Entries from a visual dataset:
%%

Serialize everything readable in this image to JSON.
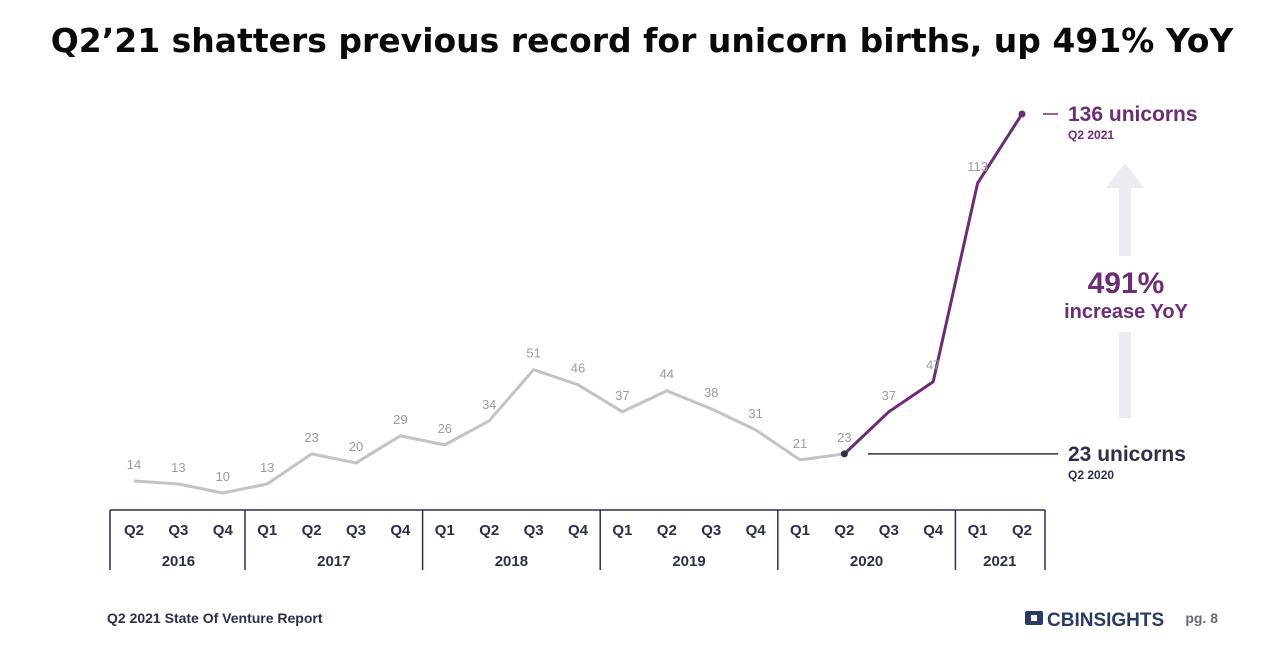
{
  "chart_data": {
    "type": "line",
    "title": "Q2’21 shatters previous record for unicorn births, up 491% YoY",
    "categories": [
      "Q2",
      "Q3",
      "Q4",
      "Q1",
      "Q2",
      "Q3",
      "Q4",
      "Q1",
      "Q2",
      "Q3",
      "Q4",
      "Q1",
      "Q2",
      "Q3",
      "Q4",
      "Q1",
      "Q2",
      "Q3",
      "Q4",
      "Q1",
      "Q2"
    ],
    "year_groups": [
      {
        "label": "2016",
        "count": 3
      },
      {
        "label": "2017",
        "count": 4
      },
      {
        "label": "2018",
        "count": 4
      },
      {
        "label": "2019",
        "count": 4
      },
      {
        "label": "2020",
        "count": 4
      },
      {
        "label": "2021",
        "count": 2
      }
    ],
    "values": [
      14,
      13,
      10,
      13,
      23,
      20,
      29,
      26,
      34,
      51,
      46,
      37,
      44,
      38,
      31,
      21,
      23,
      37,
      47,
      113,
      136
    ],
    "highlight_from_index": 16,
    "ylim": [
      0,
      140
    ],
    "annotations": {
      "top": {
        "value": "136 unicorns",
        "period": "Q2 2021"
      },
      "bottom": {
        "value": "23 unicorns",
        "period": "Q2 2020"
      },
      "increase": {
        "pct": "491%",
        "label": "increase YoY"
      }
    },
    "colors": {
      "base": "#c2c2c8",
      "highlight": "#6b2d73",
      "text": "#2b2f4a",
      "arrow": "#ecebf2"
    }
  },
  "footer": {
    "report": "Q2 2021 State Of Venture Report",
    "brand": "CBINSIGHTS",
    "page": "pg. 8"
  }
}
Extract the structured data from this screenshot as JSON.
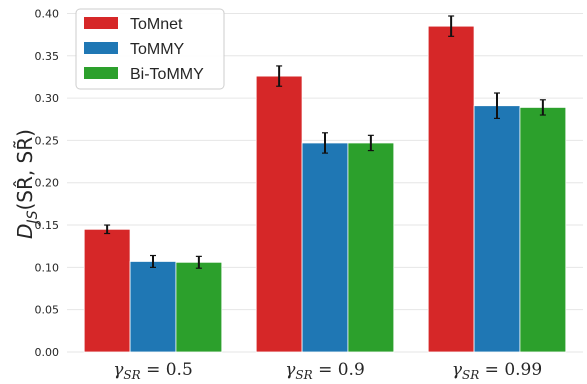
{
  "chart_data": {
    "type": "bar",
    "categories": [
      "γSR = 0.5",
      "γSR = 0.9",
      "γSR = 0.99"
    ],
    "category_parts": [
      {
        "symbol": "γ",
        "sub": "SR",
        "rest": " = 0.5"
      },
      {
        "symbol": "γ",
        "sub": "SR",
        "rest": " = 0.9"
      },
      {
        "symbol": "γ",
        "sub": "SR",
        "rest": " = 0.99"
      }
    ],
    "series": [
      {
        "name": "ToMnet",
        "color": "#d62728",
        "values": [
          0.145,
          0.326,
          0.385
        ],
        "errors": [
          0.005,
          0.012,
          0.012
        ]
      },
      {
        "name": "ToMMY",
        "color": "#1f77b4",
        "values": [
          0.107,
          0.247,
          0.291
        ],
        "errors": [
          0.007,
          0.012,
          0.015
        ]
      },
      {
        "name": "Bi-ToMMY",
        "color": "#2ca02c",
        "values": [
          0.106,
          0.247,
          0.289
        ],
        "errors": [
          0.007,
          0.009,
          0.009
        ]
      }
    ],
    "ylabel": "D_JS(SR̂, SR̃)",
    "ylabel_parts": {
      "main": "D",
      "sub": "JS",
      "args": "(SR̂, SR̃)"
    },
    "ylim": [
      0,
      0.41
    ],
    "yticks": [
      "0.00",
      "0.05",
      "0.10",
      "0.15",
      "0.20",
      "0.25",
      "0.30",
      "0.35",
      "0.40"
    ],
    "grid": true,
    "legend_position": "top-left",
    "background": "#ffffff",
    "grid_color": "#e6e6e6"
  }
}
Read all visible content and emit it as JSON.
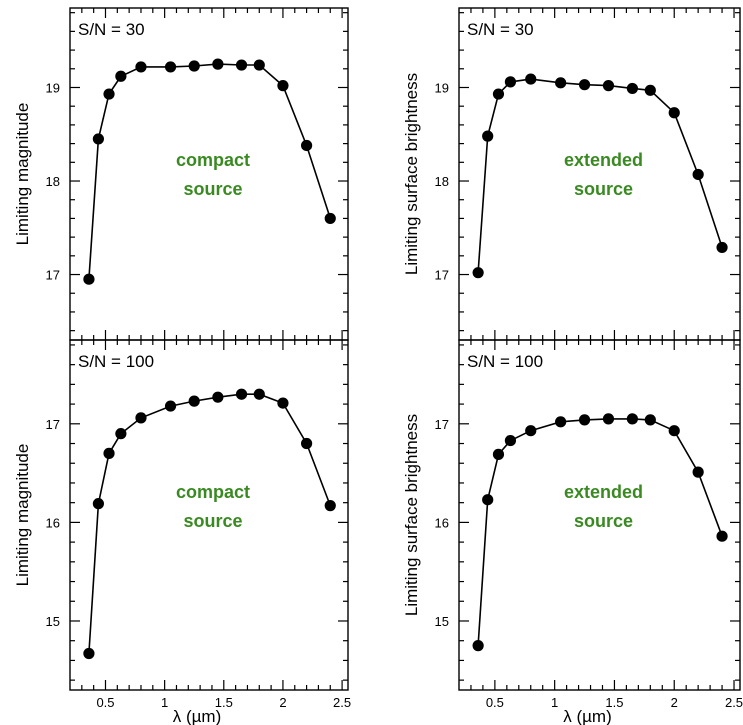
{
  "x_axis_label": "λ (µm)",
  "colors": {
    "source_label": "#3a8a22",
    "marks": "#000000"
  },
  "chart_data": [
    {
      "type": "line",
      "position": "top-left",
      "title": "S/N = 30",
      "annotation": [
        "compact",
        "source"
      ],
      "xlabel": "",
      "ylabel": "Limiting magnitude",
      "xlim": [
        0.2,
        2.55
      ],
      "ylim": [
        16.3,
        19.85
      ],
      "xticks_labels": [],
      "yticks": [
        17,
        18,
        19
      ],
      "x": [
        0.36,
        0.44,
        0.53,
        0.63,
        0.8,
        1.05,
        1.25,
        1.45,
        1.65,
        1.8,
        2.0,
        2.2,
        2.4
      ],
      "values": [
        16.95,
        18.45,
        18.93,
        19.12,
        19.22,
        19.22,
        19.23,
        19.25,
        19.24,
        19.24,
        19.02,
        18.38,
        17.6
      ]
    },
    {
      "type": "line",
      "position": "top-right",
      "title": "S/N = 30",
      "annotation": [
        "extended",
        "source"
      ],
      "xlabel": "",
      "ylabel": "Limiting surface brightness",
      "xlim": [
        0.2,
        2.55
      ],
      "ylim": [
        16.3,
        19.85
      ],
      "xticks_labels": [],
      "yticks": [
        17,
        18,
        19
      ],
      "x": [
        0.36,
        0.44,
        0.53,
        0.63,
        0.8,
        1.05,
        1.25,
        1.45,
        1.65,
        1.8,
        2.0,
        2.2,
        2.4
      ],
      "values": [
        17.02,
        18.48,
        18.93,
        19.06,
        19.09,
        19.05,
        19.03,
        19.02,
        18.99,
        18.97,
        18.73,
        18.07,
        17.29
      ]
    },
    {
      "type": "line",
      "position": "bottom-left",
      "title": "S/N = 100",
      "annotation": [
        "compact",
        "source"
      ],
      "xlabel": "λ (µm)",
      "ylabel": "Limiting magnitude",
      "xlim": [
        0.2,
        2.55
      ],
      "ylim": [
        14.3,
        17.85
      ],
      "xticks": [
        0.5,
        1,
        1.5,
        2,
        2.5
      ],
      "xticks_labels": [
        "0.5",
        "1",
        "1.5",
        "2",
        "2.5"
      ],
      "yticks": [
        15,
        16,
        17
      ],
      "x": [
        0.36,
        0.44,
        0.53,
        0.63,
        0.8,
        1.05,
        1.25,
        1.45,
        1.65,
        1.8,
        2.0,
        2.2,
        2.4
      ],
      "values": [
        14.67,
        16.19,
        16.7,
        16.9,
        17.06,
        17.18,
        17.23,
        17.27,
        17.3,
        17.3,
        17.21,
        16.8,
        16.17
      ]
    },
    {
      "type": "line",
      "position": "bottom-right",
      "title": "S/N = 100",
      "annotation": [
        "extended",
        "source"
      ],
      "xlabel": "λ (µm)",
      "ylabel": "Limiting surface brightness",
      "xlim": [
        0.2,
        2.55
      ],
      "ylim": [
        14.3,
        17.85
      ],
      "xticks": [
        0.5,
        1,
        1.5,
        2,
        2.5
      ],
      "xticks_labels": [
        "0.5",
        "1",
        "1.5",
        "2",
        "2.5"
      ],
      "yticks": [
        15,
        16,
        17
      ],
      "x": [
        0.36,
        0.44,
        0.53,
        0.63,
        0.8,
        1.05,
        1.25,
        1.45,
        1.65,
        1.8,
        2.0,
        2.2,
        2.4
      ],
      "values": [
        14.75,
        16.23,
        16.69,
        16.83,
        16.93,
        17.02,
        17.04,
        17.05,
        17.05,
        17.04,
        16.93,
        16.51,
        15.86
      ]
    }
  ]
}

%%

__TASK DETAILS__.
Reproduce the records above exactly, leaving out every picture they contain.

__SOLUTION FOR THIS PROBLEM__.
Serialize everything readable in this image to JSON.
{
  "chart_data": {
    "type": "line",
    "title": "Q2’21 shatters previous record for unicorn births, up 491% YoY",
    "categories": [
      "Q2",
      "Q3",
      "Q4",
      "Q1",
      "Q2",
      "Q3",
      "Q4",
      "Q1",
      "Q2",
      "Q3",
      "Q4",
      "Q1",
      "Q2",
      "Q3",
      "Q4",
      "Q1",
      "Q2",
      "Q3",
      "Q4",
      "Q1",
      "Q2"
    ],
    "year_groups": [
      {
        "label": "2016",
        "count": 3
      },
      {
        "label": "2017",
        "count": 4
      },
      {
        "label": "2018",
        "count": 4
      },
      {
        "label": "2019",
        "count": 4
      },
      {
        "label": "2020",
        "count": 4
      },
      {
        "label": "2021",
        "count": 2
      }
    ],
    "values": [
      14,
      13,
      10,
      13,
      23,
      20,
      29,
      26,
      34,
      51,
      46,
      37,
      44,
      38,
      31,
      21,
      23,
      37,
      47,
      113,
      136
    ],
    "highlight_from_index": 16,
    "ylim": [
      0,
      140
    ],
    "annotations": {
      "top": {
        "value": "136 unicorns",
        "period": "Q2 2021"
      },
      "bottom": {
        "value": "23 unicorns",
        "period": "Q2 2020"
      },
      "increase": {
        "pct": "491%",
        "label": "increase YoY"
      }
    },
    "colors": {
      "base": "#c2c2c8",
      "highlight": "#6b2d73",
      "text": "#2b2f4a",
      "arrow": "#ecebf2"
    }
  },
  "footer": {
    "report": "Q2 2021 State Of Venture Report",
    "brand": "CBINSIGHTS",
    "page": "pg. 8"
  }
}
Extract the structured data from this screenshot as JSON.
{
  "chart_data": {
    "type": "bar",
    "categories": [
      "γSR = 0.5",
      "γSR = 0.9",
      "γSR = 0.99"
    ],
    "category_parts": [
      {
        "symbol": "γ",
        "sub": "SR",
        "rest": " = 0.5"
      },
      {
        "symbol": "γ",
        "sub": "SR",
        "rest": " = 0.9"
      },
      {
        "symbol": "γ",
        "sub": "SR",
        "rest": " = 0.99"
      }
    ],
    "series": [
      {
        "name": "ToMnet",
        "color": "#d62728",
        "values": [
          0.145,
          0.326,
          0.385
        ],
        "errors": [
          0.005,
          0.012,
          0.012
        ]
      },
      {
        "name": "ToMMY",
        "color": "#1f77b4",
        "values": [
          0.107,
          0.247,
          0.291
        ],
        "errors": [
          0.007,
          0.012,
          0.015
        ]
      },
      {
        "name": "Bi-ToMMY",
        "color": "#2ca02c",
        "values": [
          0.106,
          0.247,
          0.289
        ],
        "errors": [
          0.007,
          0.009,
          0.009
        ]
      }
    ],
    "ylabel": "D_JS(SR̂, SR̃)",
    "ylabel_parts": {
      "main": "D",
      "sub": "JS",
      "args": "(SR̂, SR̃)"
    },
    "ylim": [
      0,
      0.41
    ],
    "yticks": [
      "0.00",
      "0.05",
      "0.10",
      "0.15",
      "0.20",
      "0.25",
      "0.30",
      "0.35",
      "0.40"
    ],
    "grid": true,
    "legend_position": "top-left",
    "background": "#ffffff",
    "grid_color": "#e6e6e6"
  }
}
Read all visible content and emit it as JSON.
{
  "x_axis_label": "λ (µm)",
  "colors": {
    "source_label": "#3a8a22",
    "marks": "#000000"
  },
  "chart_data": [
    {
      "type": "line",
      "position": "top-left",
      "title": "S/N = 30",
      "annotation": [
        "compact",
        "source"
      ],
      "xlabel": "",
      "ylabel": "Limiting magnitude",
      "xlim": [
        0.2,
        2.55
      ],
      "ylim": [
        16.3,
        19.85
      ],
      "xticks_labels": [],
      "yticks": [
        17,
        18,
        19
      ],
      "x": [
        0.36,
        0.44,
        0.53,
        0.63,
        0.8,
        1.05,
        1.25,
        1.45,
        1.65,
        1.8,
        2.0,
        2.2,
        2.4
      ],
      "values": [
        16.95,
        18.45,
        18.93,
        19.12,
        19.22,
        19.22,
        19.23,
        19.25,
        19.24,
        19.24,
        19.02,
        18.38,
        17.6
      ]
    },
    {
      "type": "line",
      "position": "top-right",
      "title": "S/N = 30",
      "annotation": [
        "extended",
        "source"
      ],
      "xlabel": "",
      "ylabel": "Limiting surface brightness",
      "xlim": [
        0.2,
        2.55
      ],
      "ylim": [
        16.3,
        19.85
      ],
      "xticks_labels": [],
      "yticks": [
        17,
        18,
        19
      ],
      "x": [
        0.36,
        0.44,
        0.53,
        0.63,
        0.8,
        1.05,
        1.25,
        1.45,
        1.65,
        1.8,
        2.0,
        2.2,
        2.4
      ],
      "values": [
        17.02,
        18.48,
        18.93,
        19.06,
        19.09,
        19.05,
        19.03,
        19.02,
        18.99,
        18.97,
        18.73,
        18.07,
        17.29
      ]
    },
    {
      "type": "line",
      "position": "bottom-left",
      "title": "S/N = 100",
      "annotation": [
        "compact",
        "source"
      ],
      "xlabel": "λ (µm)",
      "ylabel": "Limiting magnitude",
      "xlim": [
        0.2,
        2.55
      ],
      "ylim": [
        14.3,
        17.85
      ],
      "xticks": [
        0.5,
        1,
        1.5,
        2,
        2.5
      ],
      "xticks_labels": [
        "0.5",
        "1",
        "1.5",
        "2",
        "2.5"
      ],
      "yticks": [
        15,
        16,
        17
      ],
      "x": [
        0.36,
        0.44,
        0.53,
        0.63,
        0.8,
        1.05,
        1.25,
        1.45,
        1.65,
        1.8,
        2.0,
        2.2,
        2.4
      ],
      "values": [
        14.67,
        16.19,
        16.7,
        16.9,
        17.06,
        17.18,
        17.23,
        17.27,
        17.3,
        17.3,
        17.21,
        16.8,
        16.17
      ]
    },
    {
      "type": "line",
      "position": "bottom-right",
      "title": "S/N = 100",
      "annotation": [
        "extended",
        "source"
      ],
      "xlabel": "λ (µm)",
      "ylabel": "Limiting surface brightness",
      "xlim": [
        0.2,
        2.55
      ],
      "ylim": [
        14.3,
        17.85
      ],
      "xticks": [
        0.5,
        1,
        1.5,
        2,
        2.5
      ],
      "xticks_labels": [
        "0.5",
        "1",
        "1.5",
        "2",
        "2.5"
      ],
      "yticks": [
        15,
        16,
        17
      ],
      "x": [
        0.36,
        0.44,
        0.53,
        0.63,
        0.8,
        1.05,
        1.25,
        1.45,
        1.65,
        1.8,
        2.0,
        2.2,
        2.4
      ],
      "values": [
        14.75,
        16.23,
        16.69,
        16.83,
        16.93,
        17.02,
        17.04,
        17.05,
        17.05,
        17.04,
        16.93,
        16.51,
        15.86
      ]
    }
  ]
}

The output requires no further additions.